begin Data extract

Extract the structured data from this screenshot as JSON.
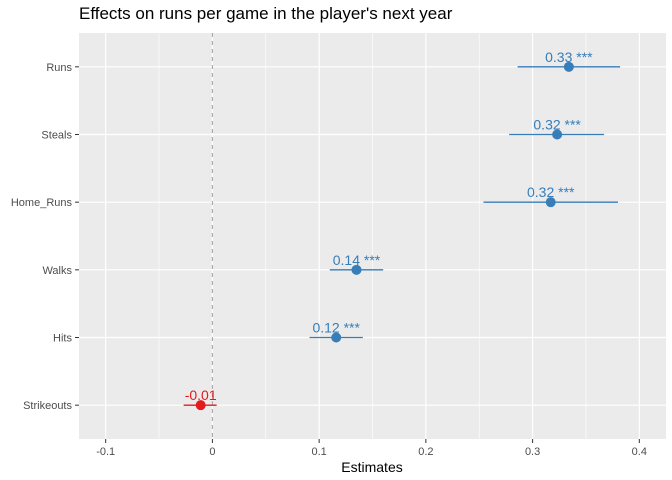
{
  "chart_data": {
    "type": "scatter",
    "title": "Effects on runs per game in the player's next year",
    "xlabel": "Estimates",
    "ylabel": "",
    "xlim": [
      -0.125,
      0.425
    ],
    "x_ticks": [
      -0.1,
      0,
      0.1,
      0.2,
      0.3,
      0.4
    ],
    "x_tick_labels": [
      "-0.1",
      "0",
      "0.1",
      "0.2",
      "0.3",
      "0.4"
    ],
    "reference_line": 0,
    "grid": true,
    "legend": "none",
    "colors": {
      "positive": "#377eb8",
      "negative": "#e41a1c",
      "panel": "#ebebeb",
      "grid": "#ffffff",
      "reference": "#a6a6a6"
    },
    "categories": [
      "Runs",
      "Steals",
      "Home_Runs",
      "Walks",
      "Hits",
      "Strikeouts"
    ],
    "estimates": [
      0.334,
      0.323,
      0.317,
      0.135,
      0.116,
      -0.011
    ],
    "ci_low": [
      0.286,
      0.278,
      0.254,
      0.11,
      0.091,
      -0.027
    ],
    "ci_high": [
      0.382,
      0.367,
      0.38,
      0.16,
      0.141,
      0.004
    ],
    "labels": [
      "0.33 ***",
      "0.32 ***",
      "0.32 ***",
      "0.14 ***",
      "0.12 ***",
      "-0.01"
    ]
  }
}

end Data extract

_Work to complete_. Without including any pictures, output all the entries above exactly.

_Result_.
Extract the structured data from this screenshot as JSON.
{
  "chart_data": {
    "type": "scatter",
    "title": "Effects on runs per game in the player's next year",
    "xlabel": "Estimates",
    "ylabel": "",
    "xlim": [
      -0.125,
      0.425
    ],
    "x_ticks": [
      -0.1,
      0,
      0.1,
      0.2,
      0.3,
      0.4
    ],
    "x_tick_labels": [
      "-0.1",
      "0",
      "0.1",
      "0.2",
      "0.3",
      "0.4"
    ],
    "reference_line": 0,
    "grid": true,
    "legend": "none",
    "colors": {
      "positive": "#377eb8",
      "negative": "#e41a1c",
      "panel": "#ebebeb",
      "grid": "#ffffff",
      "reference": "#a6a6a6"
    },
    "categories": [
      "Runs",
      "Steals",
      "Home_Runs",
      "Walks",
      "Hits",
      "Strikeouts"
    ],
    "estimates": [
      0.334,
      0.323,
      0.317,
      0.135,
      0.116,
      -0.011
    ],
    "ci_low": [
      0.286,
      0.278,
      0.254,
      0.11,
      0.091,
      -0.027
    ],
    "ci_high": [
      0.382,
      0.367,
      0.38,
      0.16,
      0.141,
      0.004
    ],
    "labels": [
      "0.33 ***",
      "0.32 ***",
      "0.32 ***",
      "0.14 ***",
      "0.12 ***",
      "-0.01"
    ]
  }
}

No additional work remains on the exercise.